------ INPUT RECORDS ------
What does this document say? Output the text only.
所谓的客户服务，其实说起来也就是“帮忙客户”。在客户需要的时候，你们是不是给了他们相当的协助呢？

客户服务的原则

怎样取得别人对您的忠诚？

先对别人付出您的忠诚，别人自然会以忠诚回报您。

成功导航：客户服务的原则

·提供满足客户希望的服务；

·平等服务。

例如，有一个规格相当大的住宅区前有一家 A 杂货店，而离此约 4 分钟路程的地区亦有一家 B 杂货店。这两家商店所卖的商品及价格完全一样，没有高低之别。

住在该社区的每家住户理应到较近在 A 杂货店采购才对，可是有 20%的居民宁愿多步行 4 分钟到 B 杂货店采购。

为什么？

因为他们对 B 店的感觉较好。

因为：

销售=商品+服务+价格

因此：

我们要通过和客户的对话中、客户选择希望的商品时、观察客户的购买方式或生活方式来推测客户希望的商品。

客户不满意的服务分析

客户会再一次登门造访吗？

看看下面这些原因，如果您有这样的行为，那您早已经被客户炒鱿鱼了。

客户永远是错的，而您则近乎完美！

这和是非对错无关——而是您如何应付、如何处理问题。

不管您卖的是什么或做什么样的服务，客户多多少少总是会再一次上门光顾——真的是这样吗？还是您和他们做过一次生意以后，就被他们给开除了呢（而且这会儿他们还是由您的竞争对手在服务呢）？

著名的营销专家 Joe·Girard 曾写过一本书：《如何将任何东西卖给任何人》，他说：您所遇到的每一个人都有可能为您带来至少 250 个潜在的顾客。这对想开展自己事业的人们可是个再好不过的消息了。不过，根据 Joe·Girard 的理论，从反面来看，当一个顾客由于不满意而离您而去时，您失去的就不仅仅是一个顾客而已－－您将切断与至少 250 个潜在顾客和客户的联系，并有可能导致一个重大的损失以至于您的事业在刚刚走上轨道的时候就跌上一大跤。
------
EXERCISE OBJECTIVE –
All of the entries need to be reproduced exactly; please write them out.

ANSWER –
What does this document say? Output the text only.
所谓的客户服务，其实说起来也就是“帮忙客户”。在客户需要的时候，你们是不是给了他们相当的协助呢？

客户服务的原则

怎样取得别人对您的忠诚？

先对别人付出您的忠诚，别人自然会以忠诚回报您。

成功导航：客户服务的原则

·提供满足客户希望的服务；

·平等服务。

例如，有一个规格相当大的住宅区前有一家 A 杂货店，而离此约 4 分钟路程的地区亦有一家 B 杂货店。这两家商店所卖的商品及价格完全一样，没有高低之别。

住在该社区的每家住户理应到较近在 A 杂货店采购才对，可是有 20%的居民宁愿多步行 4 分钟到 B 杂货店采购。

为什么？

因为他们对 B 店的感觉较好。

因为：

销售=商品+服务+价格

因此：

我们要通过和客户的对话中、客户选择希望的商品时、观察客户的购买方式或生活方式来推测客户希望的商品。

客户不满意的服务分析

客户会再一次登门造访吗？

看看下面这些原因，如果您有这样的行为，那您早已经被客户炒鱿鱼了。

客户永远是错的，而您则近乎完美！

这和是非对错无关——而是您如何应付、如何处理问题。

不管您卖的是什么或做什么样的服务，客户多多少少总是会再一次上门光顾——真的是这样吗？还是您和他们做过一次生意以后，就被他们给开除了呢（而且这会儿他们还是由您的竞争对手在服务呢）？

著名的营销专家 Joe·Girard 曾写过一本书：《如何将任何东西卖给任何人》，他说：您所遇到的每一个人都有可能为您带来至少 250 个潜在的顾客。这对想开展自己事业的人们可是个再好不过的消息了。不过，根据 Joe·Girard 的理论，从反面来看，当一个顾客由于不满意而离您而去时，您失去的就不仅仅是一个顾客而已－－您将切断与至少 250 个潜在顾客和客户的联系，并有可能导致一个重大的损失以至于您的事业在刚刚走上轨道的时候就跌上一大跤。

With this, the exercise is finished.